Given information:

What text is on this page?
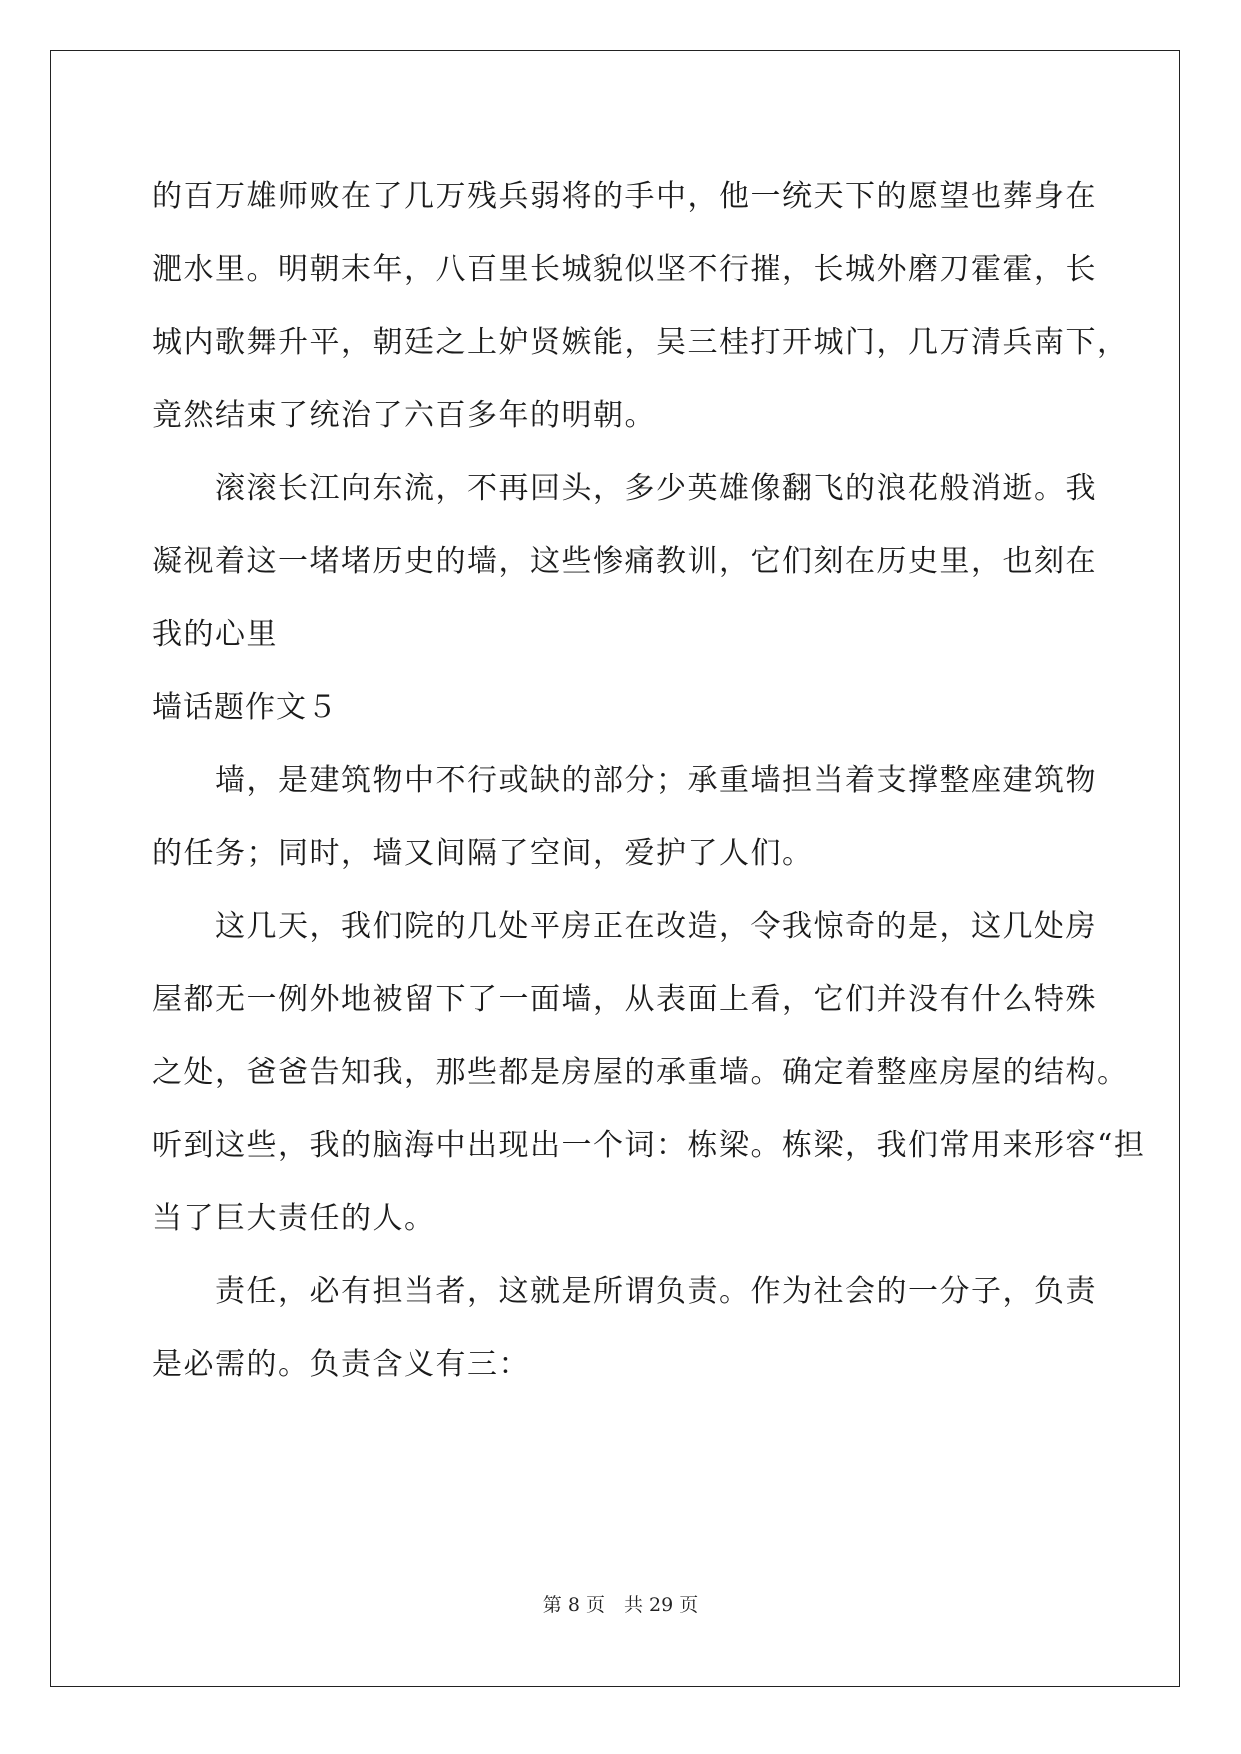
的百万雄师败在了几万残兵弱将的手中，他一统天下的愿望也葬身在
淝水里。明朝末年，八百里长城貌似坚不行摧，长城外磨刀霍霍，长
城内歌舞升平，朝廷之上妒贤嫉能，吴三桂打开城门，几万清兵南下，
竟然结束了统治了六百多年的明朝。
　　滚滚长江向东流，不再回头，多少英雄像翻飞的浪花般消逝。我
凝视着这一堵堵历史的墙，这些惨痛教训，它们刻在历史里，也刻在
我的心里
墙话题作文５
　　墙，是建筑物中不行或缺的部分；承重墙担当着支撑整座建筑物
的任务；同时，墙又间隔了空间，爱护了人们。
　　这几天，我们院的几处平房正在改造，令我惊奇的是，这几处房
屋都无一例外地被留下了一面墙，从表面上看，它们并没有什么特殊
之处，爸爸告知我，那些都是房屋的承重墙。确定着整座房屋的结构。
听到这些，我的脑海中出现出一个词：栋梁。栋梁，我们常用来形容“担
当了巨大责任的人。
　　责任，必有担当者，这就是所谓负责。作为社会的一分子，负责
是必需的。负责含义有三：
第 8 页　共 29 页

What you have to do:
Print all entries exactly. The images do not belong in the copy.

Solution:
What text is on this page?
的百万雄师败在了几万残兵弱将的手中，他一统天下的愿望也葬身在
淝水里。明朝末年，八百里长城貌似坚不行摧，长城外磨刀霍霍，长
城内歌舞升平，朝廷之上妒贤嫉能，吴三桂打开城门，几万清兵南下，
竟然结束了统治了六百多年的明朝。
　　滚滚长江向东流，不再回头，多少英雄像翻飞的浪花般消逝。我
凝视着这一堵堵历史的墙，这些惨痛教训，它们刻在历史里，也刻在
我的心里
墙话题作文５
　　墙，是建筑物中不行或缺的部分；承重墙担当着支撑整座建筑物
的任务；同时，墙又间隔了空间，爱护了人们。
　　这几天，我们院的几处平房正在改造，令我惊奇的是，这几处房
屋都无一例外地被留下了一面墙，从表面上看，它们并没有什么特殊
之处，爸爸告知我，那些都是房屋的承重墙。确定着整座房屋的结构。
听到这些，我的脑海中出现出一个词：栋梁。栋梁，我们常用来形容“担
当了巨大责任的人。
　　责任，必有担当者，这就是所谓负责。作为社会的一分子，负责
是必需的。负责含义有三：
第 8 页　共 29 页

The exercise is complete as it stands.